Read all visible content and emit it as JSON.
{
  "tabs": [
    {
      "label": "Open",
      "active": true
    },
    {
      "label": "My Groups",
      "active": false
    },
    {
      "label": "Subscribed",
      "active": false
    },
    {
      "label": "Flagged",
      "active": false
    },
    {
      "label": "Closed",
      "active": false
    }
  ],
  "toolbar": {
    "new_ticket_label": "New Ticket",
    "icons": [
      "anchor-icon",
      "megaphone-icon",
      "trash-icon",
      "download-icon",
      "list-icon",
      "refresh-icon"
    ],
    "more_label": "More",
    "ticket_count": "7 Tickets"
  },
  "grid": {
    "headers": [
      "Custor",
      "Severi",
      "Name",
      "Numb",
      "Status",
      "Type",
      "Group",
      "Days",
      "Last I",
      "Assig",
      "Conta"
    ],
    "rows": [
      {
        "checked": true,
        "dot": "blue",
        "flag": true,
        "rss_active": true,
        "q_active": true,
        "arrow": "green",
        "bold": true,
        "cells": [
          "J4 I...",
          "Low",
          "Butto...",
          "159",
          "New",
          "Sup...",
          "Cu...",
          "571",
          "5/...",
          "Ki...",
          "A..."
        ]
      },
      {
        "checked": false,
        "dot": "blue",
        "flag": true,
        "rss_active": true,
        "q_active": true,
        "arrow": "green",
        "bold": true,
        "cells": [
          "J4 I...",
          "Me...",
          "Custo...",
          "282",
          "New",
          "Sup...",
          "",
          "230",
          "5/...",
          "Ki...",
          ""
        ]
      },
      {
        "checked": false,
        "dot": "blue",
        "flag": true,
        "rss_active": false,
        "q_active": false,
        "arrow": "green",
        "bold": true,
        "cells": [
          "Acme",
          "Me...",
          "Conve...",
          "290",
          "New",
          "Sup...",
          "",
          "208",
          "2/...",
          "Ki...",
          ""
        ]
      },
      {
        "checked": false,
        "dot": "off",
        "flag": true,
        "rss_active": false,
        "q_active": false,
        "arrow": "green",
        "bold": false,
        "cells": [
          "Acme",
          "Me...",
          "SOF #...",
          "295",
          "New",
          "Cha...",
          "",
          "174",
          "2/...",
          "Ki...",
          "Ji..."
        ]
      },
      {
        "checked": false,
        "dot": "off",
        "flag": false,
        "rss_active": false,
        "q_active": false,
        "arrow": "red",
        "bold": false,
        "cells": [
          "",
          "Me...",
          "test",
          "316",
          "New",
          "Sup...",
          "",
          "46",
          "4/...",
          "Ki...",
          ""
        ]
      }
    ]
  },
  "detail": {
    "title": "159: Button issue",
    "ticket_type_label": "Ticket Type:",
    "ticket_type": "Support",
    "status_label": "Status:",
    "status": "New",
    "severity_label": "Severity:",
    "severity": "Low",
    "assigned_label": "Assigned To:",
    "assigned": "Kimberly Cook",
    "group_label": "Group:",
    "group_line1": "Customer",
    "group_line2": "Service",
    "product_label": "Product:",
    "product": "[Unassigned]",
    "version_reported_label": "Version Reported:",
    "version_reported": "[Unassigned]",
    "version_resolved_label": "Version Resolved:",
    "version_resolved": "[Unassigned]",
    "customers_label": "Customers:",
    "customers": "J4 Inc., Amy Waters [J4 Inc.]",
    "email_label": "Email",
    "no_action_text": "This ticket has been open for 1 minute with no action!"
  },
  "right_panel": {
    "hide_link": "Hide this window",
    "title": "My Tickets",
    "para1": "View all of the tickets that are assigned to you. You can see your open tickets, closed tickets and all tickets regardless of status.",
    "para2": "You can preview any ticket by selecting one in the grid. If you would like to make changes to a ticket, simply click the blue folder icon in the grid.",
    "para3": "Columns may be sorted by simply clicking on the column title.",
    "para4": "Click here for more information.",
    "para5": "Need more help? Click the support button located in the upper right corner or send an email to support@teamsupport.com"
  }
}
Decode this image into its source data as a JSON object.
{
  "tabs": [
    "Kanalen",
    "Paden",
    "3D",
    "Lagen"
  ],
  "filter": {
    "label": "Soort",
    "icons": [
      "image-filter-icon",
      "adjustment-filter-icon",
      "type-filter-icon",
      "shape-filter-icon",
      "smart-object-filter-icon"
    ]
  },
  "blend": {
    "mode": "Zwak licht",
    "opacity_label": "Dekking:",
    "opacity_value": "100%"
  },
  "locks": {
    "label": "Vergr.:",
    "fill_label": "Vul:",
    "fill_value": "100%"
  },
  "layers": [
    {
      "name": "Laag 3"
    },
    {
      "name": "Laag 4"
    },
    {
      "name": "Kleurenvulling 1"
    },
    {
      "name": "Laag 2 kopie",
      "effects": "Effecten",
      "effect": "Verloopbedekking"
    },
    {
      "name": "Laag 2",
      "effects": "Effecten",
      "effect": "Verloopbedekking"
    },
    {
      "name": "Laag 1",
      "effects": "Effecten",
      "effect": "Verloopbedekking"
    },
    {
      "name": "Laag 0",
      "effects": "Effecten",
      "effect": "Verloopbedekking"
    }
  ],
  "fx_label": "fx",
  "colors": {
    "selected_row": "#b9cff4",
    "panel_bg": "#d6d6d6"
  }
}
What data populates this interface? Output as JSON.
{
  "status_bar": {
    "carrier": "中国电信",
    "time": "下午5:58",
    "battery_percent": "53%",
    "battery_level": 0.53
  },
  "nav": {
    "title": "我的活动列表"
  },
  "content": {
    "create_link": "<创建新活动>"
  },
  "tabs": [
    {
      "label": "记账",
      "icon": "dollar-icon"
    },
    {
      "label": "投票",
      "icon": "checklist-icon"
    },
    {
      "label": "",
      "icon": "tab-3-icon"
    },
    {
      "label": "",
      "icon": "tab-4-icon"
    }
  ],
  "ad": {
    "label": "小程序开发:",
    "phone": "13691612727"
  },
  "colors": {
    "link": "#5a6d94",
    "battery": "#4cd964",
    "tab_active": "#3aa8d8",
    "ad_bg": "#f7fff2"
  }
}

────────────────────

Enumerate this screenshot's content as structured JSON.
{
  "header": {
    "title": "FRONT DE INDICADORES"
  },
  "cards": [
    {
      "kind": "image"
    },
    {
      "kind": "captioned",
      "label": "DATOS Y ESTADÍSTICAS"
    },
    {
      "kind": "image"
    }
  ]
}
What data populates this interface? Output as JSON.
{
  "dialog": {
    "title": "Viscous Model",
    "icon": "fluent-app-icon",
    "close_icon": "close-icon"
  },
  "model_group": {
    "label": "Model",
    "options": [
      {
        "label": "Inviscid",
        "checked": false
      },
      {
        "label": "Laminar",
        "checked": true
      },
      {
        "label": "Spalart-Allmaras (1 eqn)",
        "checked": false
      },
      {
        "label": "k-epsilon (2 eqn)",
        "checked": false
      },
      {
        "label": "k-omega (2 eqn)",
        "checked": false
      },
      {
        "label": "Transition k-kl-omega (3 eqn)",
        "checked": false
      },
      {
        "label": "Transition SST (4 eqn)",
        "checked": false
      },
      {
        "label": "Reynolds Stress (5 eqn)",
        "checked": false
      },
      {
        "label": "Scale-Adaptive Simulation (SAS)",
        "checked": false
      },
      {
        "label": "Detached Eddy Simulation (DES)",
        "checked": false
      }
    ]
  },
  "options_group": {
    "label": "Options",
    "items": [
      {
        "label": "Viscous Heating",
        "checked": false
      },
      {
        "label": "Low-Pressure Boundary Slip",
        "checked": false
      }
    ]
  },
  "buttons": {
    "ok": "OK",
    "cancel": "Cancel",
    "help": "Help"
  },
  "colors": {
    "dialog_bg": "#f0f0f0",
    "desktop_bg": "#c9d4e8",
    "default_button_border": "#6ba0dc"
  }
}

────────────────────

Description of the task: Select and copy every line of the listing with the word "simply".

Solution for this problem:
    "para2": "You can preview any ticket by selecting one in the grid. If you would like to make changes to a ticket, simply click the blue folder icon in the grid.",
    "para3": "Columns may be sorted by simply clicking on the column title.",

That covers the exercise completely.